What the task requires => Write out every entry word for word.

-- begin Material for the task --

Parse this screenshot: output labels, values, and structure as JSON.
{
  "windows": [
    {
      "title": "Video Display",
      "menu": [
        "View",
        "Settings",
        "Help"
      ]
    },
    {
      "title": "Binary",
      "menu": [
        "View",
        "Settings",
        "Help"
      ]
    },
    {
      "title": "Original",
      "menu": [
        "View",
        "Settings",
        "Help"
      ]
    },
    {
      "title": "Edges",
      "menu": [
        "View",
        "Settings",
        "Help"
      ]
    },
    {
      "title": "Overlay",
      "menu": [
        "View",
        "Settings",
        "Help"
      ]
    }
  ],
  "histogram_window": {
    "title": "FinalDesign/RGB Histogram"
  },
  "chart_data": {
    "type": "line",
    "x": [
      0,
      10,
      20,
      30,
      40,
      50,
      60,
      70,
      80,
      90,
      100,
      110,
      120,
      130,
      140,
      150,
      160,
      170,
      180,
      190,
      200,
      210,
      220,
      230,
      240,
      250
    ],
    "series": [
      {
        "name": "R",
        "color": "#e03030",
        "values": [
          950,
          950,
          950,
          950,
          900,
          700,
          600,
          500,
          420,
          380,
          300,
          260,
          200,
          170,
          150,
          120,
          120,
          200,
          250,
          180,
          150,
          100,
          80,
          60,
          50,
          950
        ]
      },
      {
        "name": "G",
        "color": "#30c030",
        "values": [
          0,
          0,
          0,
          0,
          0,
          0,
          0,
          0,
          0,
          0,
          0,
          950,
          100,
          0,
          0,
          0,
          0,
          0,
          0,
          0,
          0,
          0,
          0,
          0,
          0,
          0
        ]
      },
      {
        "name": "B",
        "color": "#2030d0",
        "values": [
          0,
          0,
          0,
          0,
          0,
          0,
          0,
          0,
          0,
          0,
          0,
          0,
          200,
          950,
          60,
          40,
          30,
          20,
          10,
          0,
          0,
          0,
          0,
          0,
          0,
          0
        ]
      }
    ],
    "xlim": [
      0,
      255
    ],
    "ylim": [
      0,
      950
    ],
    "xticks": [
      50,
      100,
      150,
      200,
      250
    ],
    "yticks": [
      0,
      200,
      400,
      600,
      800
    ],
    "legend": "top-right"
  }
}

-- end Material for the task --

Reply =>
Parse this screenshot: output labels, values, and structure as JSON.
{
  "windows": [
    {
      "title": "Video Display",
      "menu": [
        "View",
        "Settings",
        "Help"
      ]
    },
    {
      "title": "Binary",
      "menu": [
        "View",
        "Settings",
        "Help"
      ]
    },
    {
      "title": "Original",
      "menu": [
        "View",
        "Settings",
        "Help"
      ]
    },
    {
      "title": "Edges",
      "menu": [
        "View",
        "Settings",
        "Help"
      ]
    },
    {
      "title": "Overlay",
      "menu": [
        "View",
        "Settings",
        "Help"
      ]
    }
  ],
  "histogram_window": {
    "title": "FinalDesign/RGB Histogram"
  },
  "chart_data": {
    "type": "line",
    "x": [
      0,
      10,
      20,
      30,
      40,
      50,
      60,
      70,
      80,
      90,
      100,
      110,
      120,
      130,
      140,
      150,
      160,
      170,
      180,
      190,
      200,
      210,
      220,
      230,
      240,
      250
    ],
    "series": [
      {
        "name": "R",
        "color": "#e03030",
        "values": [
          950,
          950,
          950,
          950,
          900,
          700,
          600,
          500,
          420,
          380,
          300,
          260,
          200,
          170,
          150,
          120,
          120,
          200,
          250,
          180,
          150,
          100,
          80,
          60,
          50,
          950
        ]
      },
      {
        "name": "G",
        "color": "#30c030",
        "values": [
          0,
          0,
          0,
          0,
          0,
          0,
          0,
          0,
          0,
          0,
          0,
          950,
          100,
          0,
          0,
          0,
          0,
          0,
          0,
          0,
          0,
          0,
          0,
          0,
          0,
          0
        ]
      },
      {
        "name": "B",
        "color": "#2030d0",
        "values": [
          0,
          0,
          0,
          0,
          0,
          0,
          0,
          0,
          0,
          0,
          0,
          0,
          200,
          950,
          60,
          40,
          30,
          20,
          10,
          0,
          0,
          0,
          0,
          0,
          0,
          0
        ]
      }
    ],
    "xlim": [
      0,
      255
    ],
    "ylim": [
      0,
      950
    ],
    "xticks": [
      50,
      100,
      150,
      200,
      250
    ],
    "yticks": [
      0,
      200,
      400,
      600,
      800
    ],
    "legend": "top-right"
  }
}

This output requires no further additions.